Written task:
Every line of the data must be copied exactly.

Collected data
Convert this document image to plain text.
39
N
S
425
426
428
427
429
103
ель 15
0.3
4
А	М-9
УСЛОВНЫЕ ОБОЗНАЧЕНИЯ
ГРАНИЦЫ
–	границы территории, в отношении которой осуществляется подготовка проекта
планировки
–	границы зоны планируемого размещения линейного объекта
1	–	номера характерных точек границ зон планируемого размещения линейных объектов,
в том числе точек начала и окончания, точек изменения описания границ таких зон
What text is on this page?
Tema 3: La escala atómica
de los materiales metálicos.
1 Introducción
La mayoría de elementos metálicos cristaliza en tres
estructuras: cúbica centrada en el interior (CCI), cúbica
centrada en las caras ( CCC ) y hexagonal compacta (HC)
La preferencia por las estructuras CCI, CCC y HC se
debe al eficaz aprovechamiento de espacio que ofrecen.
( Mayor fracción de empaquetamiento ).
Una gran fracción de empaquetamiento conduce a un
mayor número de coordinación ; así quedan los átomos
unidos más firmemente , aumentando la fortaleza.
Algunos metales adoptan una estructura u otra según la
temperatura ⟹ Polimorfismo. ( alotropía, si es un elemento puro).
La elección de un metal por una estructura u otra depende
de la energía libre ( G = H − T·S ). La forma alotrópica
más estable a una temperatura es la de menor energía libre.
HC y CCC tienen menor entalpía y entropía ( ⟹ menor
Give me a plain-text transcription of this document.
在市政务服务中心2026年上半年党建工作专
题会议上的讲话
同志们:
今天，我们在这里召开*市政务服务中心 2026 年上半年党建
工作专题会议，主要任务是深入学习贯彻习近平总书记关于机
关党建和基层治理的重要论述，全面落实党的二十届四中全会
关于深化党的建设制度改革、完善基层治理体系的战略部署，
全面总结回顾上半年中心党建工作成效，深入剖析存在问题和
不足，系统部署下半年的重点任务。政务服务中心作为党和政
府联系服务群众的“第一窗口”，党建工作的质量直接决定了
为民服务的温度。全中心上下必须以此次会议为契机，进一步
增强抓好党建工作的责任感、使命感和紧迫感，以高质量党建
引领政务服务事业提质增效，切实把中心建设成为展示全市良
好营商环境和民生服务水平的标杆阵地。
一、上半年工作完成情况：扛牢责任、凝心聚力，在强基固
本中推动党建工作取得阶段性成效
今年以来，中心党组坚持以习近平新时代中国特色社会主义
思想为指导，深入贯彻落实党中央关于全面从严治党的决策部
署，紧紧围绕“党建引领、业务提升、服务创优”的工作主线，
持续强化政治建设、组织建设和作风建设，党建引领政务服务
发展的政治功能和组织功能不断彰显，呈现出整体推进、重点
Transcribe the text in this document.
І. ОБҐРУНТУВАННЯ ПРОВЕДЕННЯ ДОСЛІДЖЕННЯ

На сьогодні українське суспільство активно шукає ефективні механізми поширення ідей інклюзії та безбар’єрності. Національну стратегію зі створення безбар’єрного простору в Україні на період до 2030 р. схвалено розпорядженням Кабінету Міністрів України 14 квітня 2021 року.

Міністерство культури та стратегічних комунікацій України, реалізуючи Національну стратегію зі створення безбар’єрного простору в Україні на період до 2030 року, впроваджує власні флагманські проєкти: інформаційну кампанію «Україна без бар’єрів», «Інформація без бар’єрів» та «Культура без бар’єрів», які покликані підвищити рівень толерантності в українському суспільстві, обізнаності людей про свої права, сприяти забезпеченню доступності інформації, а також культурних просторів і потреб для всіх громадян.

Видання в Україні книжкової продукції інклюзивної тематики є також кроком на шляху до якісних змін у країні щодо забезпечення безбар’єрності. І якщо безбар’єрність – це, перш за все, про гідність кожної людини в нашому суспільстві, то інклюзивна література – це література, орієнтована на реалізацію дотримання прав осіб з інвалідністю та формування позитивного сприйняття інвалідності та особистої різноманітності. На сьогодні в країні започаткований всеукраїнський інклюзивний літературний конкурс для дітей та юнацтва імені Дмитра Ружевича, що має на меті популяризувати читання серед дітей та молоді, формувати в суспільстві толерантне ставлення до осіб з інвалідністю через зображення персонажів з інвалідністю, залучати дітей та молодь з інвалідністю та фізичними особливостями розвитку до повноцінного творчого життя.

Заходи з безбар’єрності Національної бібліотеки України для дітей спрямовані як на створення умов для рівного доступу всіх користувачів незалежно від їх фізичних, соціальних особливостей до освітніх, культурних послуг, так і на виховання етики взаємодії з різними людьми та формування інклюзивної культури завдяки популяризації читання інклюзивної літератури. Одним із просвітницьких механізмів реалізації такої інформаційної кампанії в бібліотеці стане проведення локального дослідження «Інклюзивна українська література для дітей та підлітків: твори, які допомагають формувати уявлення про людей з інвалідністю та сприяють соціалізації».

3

Exercise result:
Convert this document image to plain text.
39
N
S
425
426
428
427
429
103
ель 15
0.3
4
А	М-9
УСЛОВНЫЕ ОБОЗНАЧЕНИЯ
ГРАНИЦЫ
–	границы территории, в отношении которой осуществляется подготовка проекта
планировки
–	границы зоны планируемого размещения линейного объекта
1	–	номера характерных точек границ зон планируемого размещения линейных объектов,
в том числе точек начала и окончания, точек изменения описания границ таких зон
What text is on this page?
Tema 3: La escala atómica
de los materiales metálicos.
1 Introducción
La mayoría de elementos metálicos cristaliza en tres
estructuras: cúbica centrada en el interior (CCI), cúbica
centrada en las caras ( CCC ) y hexagonal compacta (HC)
La preferencia por las estructuras CCI, CCC y HC se
debe al eficaz aprovechamiento de espacio que ofrecen.
( Mayor fracción de empaquetamiento ).
Una gran fracción de empaquetamiento conduce a un
mayor número de coordinación ; así quedan los átomos
unidos más firmemente , aumentando la fortaleza.
Algunos metales adoptan una estructura u otra según la
temperatura ⟹ Polimorfismo. ( alotropía, si es un elemento puro).
La elección de un metal por una estructura u otra depende
de la energía libre ( G = H − T·S ). La forma alotrópica
más estable a una temperatura es la de menor energía libre.
HC y CCC tienen menor entalpía y entropía ( ⟹ menor
Give me a plain-text transcription of this document.
在市政务服务中心2026年上半年党建工作专
题会议上的讲话
同志们:
今天，我们在这里召开*市政务服务中心 2026 年上半年党建
工作专题会议，主要任务是深入学习贯彻习近平总书记关于机
关党建和基层治理的重要论述，全面落实党的二十届四中全会
关于深化党的建设制度改革、完善基层治理体系的战略部署，
全面总结回顾上半年中心党建工作成效，深入剖析存在问题和
不足，系统部署下半年的重点任务。政务服务中心作为党和政
府联系服务群众的“第一窗口”，党建工作的质量直接决定了
为民服务的温度。全中心上下必须以此次会议为契机，进一步
增强抓好党建工作的责任感、使命感和紧迫感，以高质量党建
引领政务服务事业提质增效，切实把中心建设成为展示全市良
好营商环境和民生服务水平的标杆阵地。
一、上半年工作完成情况：扛牢责任、凝心聚力，在强基固
本中推动党建工作取得阶段性成效
今年以来，中心党组坚持以习近平新时代中国特色社会主义
思想为指导，深入贯彻落实党中央关于全面从严治党的决策部
署，紧紧围绕“党建引领、业务提升、服务创优”的工作主线，
持续强化政治建设、组织建设和作风建设，党建引领政务服务
发展的政治功能和组织功能不断彰显，呈现出整体推进、重点
Transcribe the text in this document.
І. ОБҐРУНТУВАННЯ ПРОВЕДЕННЯ ДОСЛІДЖЕННЯ

На сьогодні українське суспільство активно шукає ефективні механізми поширення ідей інклюзії та безбар’єрності. Національну стратегію зі створення безбар’єрного простору в Україні на період до 2030 р. схвалено розпорядженням Кабінету Міністрів України 14 квітня 2021 року.

Міністерство культури та стратегічних комунікацій України, реалізуючи Національну стратегію зі створення безбар’єрного простору в Україні на період до 2030 року, впроваджує власні флагманські проєкти: інформаційну кампанію «Україна без бар’єрів», «Інформація без бар’єрів» та «Культура без бар’єрів», які покликані підвищити рівень толерантності в українському суспільстві, обізнаності людей про свої права, сприяти забезпеченню доступності інформації, а також культурних просторів і потреб для всіх громадян.

Видання в Україні книжкової продукції інклюзивної тематики є також кроком на шляху до якісних змін у країні щодо забезпечення безбар’єрності. І якщо безбар’єрність – це, перш за все, про гідність кожної людини в нашому суспільстві, то інклюзивна література – це література, орієнтована на реалізацію дотримання прав осіб з інвалідністю та формування позитивного сприйняття інвалідності та особистої різноманітності. На сьогодні в країні започаткований всеукраїнський інклюзивний літературний конкурс для дітей та юнацтва імені Дмитра Ружевича, що має на меті популяризувати читання серед дітей та молоді, формувати в суспільстві толерантне ставлення до осіб з інвалідністю через зображення персонажів з інвалідністю, залучати дітей та молодь з інвалідністю та фізичними особливостями розвитку до повноцінного творчого життя.

Заходи з безбар’єрності Національної бібліотеки України для дітей спрямовані як на створення умов для рівного доступу всіх користувачів незалежно від їх фізичних, соціальних особливостей до освітніх, культурних послуг, так і на виховання етики взаємодії з різними людьми та формування інклюзивної культури завдяки популяризації читання інклюзивної літератури. Одним із просвітницьких механізмів реалізації такої інформаційної кампанії в бібліотеці стане проведення локального дослідження «Інклюзивна українська література для дітей та підлітків: твори, які допомагають формувати уявлення про людей з інвалідністю та сприяють соціалізації».

3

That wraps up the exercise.